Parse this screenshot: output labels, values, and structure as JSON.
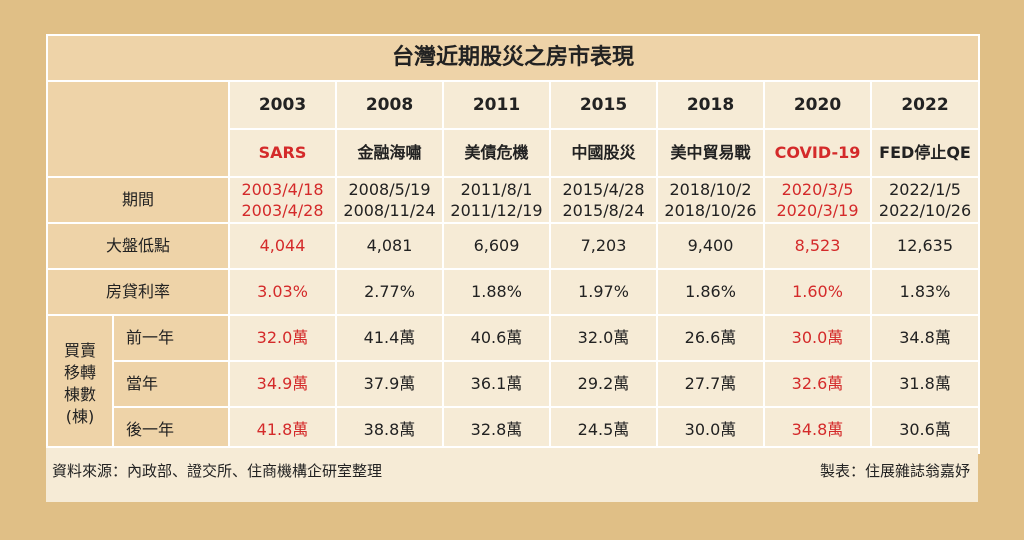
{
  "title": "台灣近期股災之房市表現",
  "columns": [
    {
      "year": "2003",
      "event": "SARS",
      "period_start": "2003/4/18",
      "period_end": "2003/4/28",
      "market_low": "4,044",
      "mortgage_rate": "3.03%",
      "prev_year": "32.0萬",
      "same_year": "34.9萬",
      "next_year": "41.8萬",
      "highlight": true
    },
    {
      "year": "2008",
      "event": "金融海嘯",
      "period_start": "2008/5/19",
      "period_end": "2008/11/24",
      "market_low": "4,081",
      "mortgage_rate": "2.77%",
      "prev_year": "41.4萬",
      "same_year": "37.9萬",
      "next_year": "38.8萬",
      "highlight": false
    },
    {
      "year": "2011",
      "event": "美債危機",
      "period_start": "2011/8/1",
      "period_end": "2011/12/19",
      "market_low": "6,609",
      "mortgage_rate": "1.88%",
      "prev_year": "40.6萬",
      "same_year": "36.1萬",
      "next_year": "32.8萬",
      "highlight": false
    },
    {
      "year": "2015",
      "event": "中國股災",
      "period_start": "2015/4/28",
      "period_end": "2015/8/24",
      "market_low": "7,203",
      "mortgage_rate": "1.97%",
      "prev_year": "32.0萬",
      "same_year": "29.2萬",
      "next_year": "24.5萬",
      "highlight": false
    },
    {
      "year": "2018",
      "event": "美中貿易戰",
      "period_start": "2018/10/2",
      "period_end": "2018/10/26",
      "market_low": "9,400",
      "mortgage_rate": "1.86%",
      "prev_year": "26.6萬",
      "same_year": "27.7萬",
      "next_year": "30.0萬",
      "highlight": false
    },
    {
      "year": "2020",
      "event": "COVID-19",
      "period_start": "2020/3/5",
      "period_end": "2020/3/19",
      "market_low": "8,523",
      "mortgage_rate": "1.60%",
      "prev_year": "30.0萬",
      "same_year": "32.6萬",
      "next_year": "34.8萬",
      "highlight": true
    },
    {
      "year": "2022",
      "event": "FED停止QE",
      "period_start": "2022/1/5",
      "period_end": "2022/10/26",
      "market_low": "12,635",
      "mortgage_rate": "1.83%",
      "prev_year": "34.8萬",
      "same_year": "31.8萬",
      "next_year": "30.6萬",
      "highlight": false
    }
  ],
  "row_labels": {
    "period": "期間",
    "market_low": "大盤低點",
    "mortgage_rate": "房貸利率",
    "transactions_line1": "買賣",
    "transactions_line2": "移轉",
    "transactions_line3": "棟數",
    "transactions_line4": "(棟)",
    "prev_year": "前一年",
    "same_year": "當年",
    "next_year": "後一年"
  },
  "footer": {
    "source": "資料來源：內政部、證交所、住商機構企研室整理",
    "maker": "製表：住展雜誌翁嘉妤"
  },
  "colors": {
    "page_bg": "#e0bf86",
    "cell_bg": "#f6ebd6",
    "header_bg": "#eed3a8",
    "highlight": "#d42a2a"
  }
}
•••
TASK PROMPT — An exact transcription of all the entries is required, without the pictures.

EXERCISE OUTPUT —
Parse this screenshot: output labels, values, and structure as JSON.
{
  "title": "台灣近期股災之房市表現",
  "columns": [
    {
      "year": "2003",
      "event": "SARS",
      "period_start": "2003/4/18",
      "period_end": "2003/4/28",
      "market_low": "4,044",
      "mortgage_rate": "3.03%",
      "prev_year": "32.0萬",
      "same_year": "34.9萬",
      "next_year": "41.8萬",
      "highlight": true
    },
    {
      "year": "2008",
      "event": "金融海嘯",
      "period_start": "2008/5/19",
      "period_end": "2008/11/24",
      "market_low": "4,081",
      "mortgage_rate": "2.77%",
      "prev_year": "41.4萬",
      "same_year": "37.9萬",
      "next_year": "38.8萬",
      "highlight": false
    },
    {
      "year": "2011",
      "event": "美債危機",
      "period_start": "2011/8/1",
      "period_end": "2011/12/19",
      "market_low": "6,609",
      "mortgage_rate": "1.88%",
      "prev_year": "40.6萬",
      "same_year": "36.1萬",
      "next_year": "32.8萬",
      "highlight": false
    },
    {
      "year": "2015",
      "event": "中國股災",
      "period_start": "2015/4/28",
      "period_end": "2015/8/24",
      "market_low": "7,203",
      "mortgage_rate": "1.97%",
      "prev_year": "32.0萬",
      "same_year": "29.2萬",
      "next_year": "24.5萬",
      "highlight": false
    },
    {
      "year": "2018",
      "event": "美中貿易戰",
      "period_start": "2018/10/2",
      "period_end": "2018/10/26",
      "market_low": "9,400",
      "mortgage_rate": "1.86%",
      "prev_year": "26.6萬",
      "same_year": "27.7萬",
      "next_year": "30.0萬",
      "highlight": false
    },
    {
      "year": "2020",
      "event": "COVID-19",
      "period_start": "2020/3/5",
      "period_end": "2020/3/19",
      "market_low": "8,523",
      "mortgage_rate": "1.60%",
      "prev_year": "30.0萬",
      "same_year": "32.6萬",
      "next_year": "34.8萬",
      "highlight": true
    },
    {
      "year": "2022",
      "event": "FED停止QE",
      "period_start": "2022/1/5",
      "period_end": "2022/10/26",
      "market_low": "12,635",
      "mortgage_rate": "1.83%",
      "prev_year": "34.8萬",
      "same_year": "31.8萬",
      "next_year": "30.6萬",
      "highlight": false
    }
  ],
  "row_labels": {
    "period": "期間",
    "market_low": "大盤低點",
    "mortgage_rate": "房貸利率",
    "transactions_line1": "買賣",
    "transactions_line2": "移轉",
    "transactions_line3": "棟數",
    "transactions_line4": "(棟)",
    "prev_year": "前一年",
    "same_year": "當年",
    "next_year": "後一年"
  },
  "footer": {
    "source": "資料來源：內政部、證交所、住商機構企研室整理",
    "maker": "製表：住展雜誌翁嘉妤"
  },
  "colors": {
    "page_bg": "#e0bf86",
    "cell_bg": "#f6ebd6",
    "header_bg": "#eed3a8",
    "highlight": "#d42a2a"
  }
}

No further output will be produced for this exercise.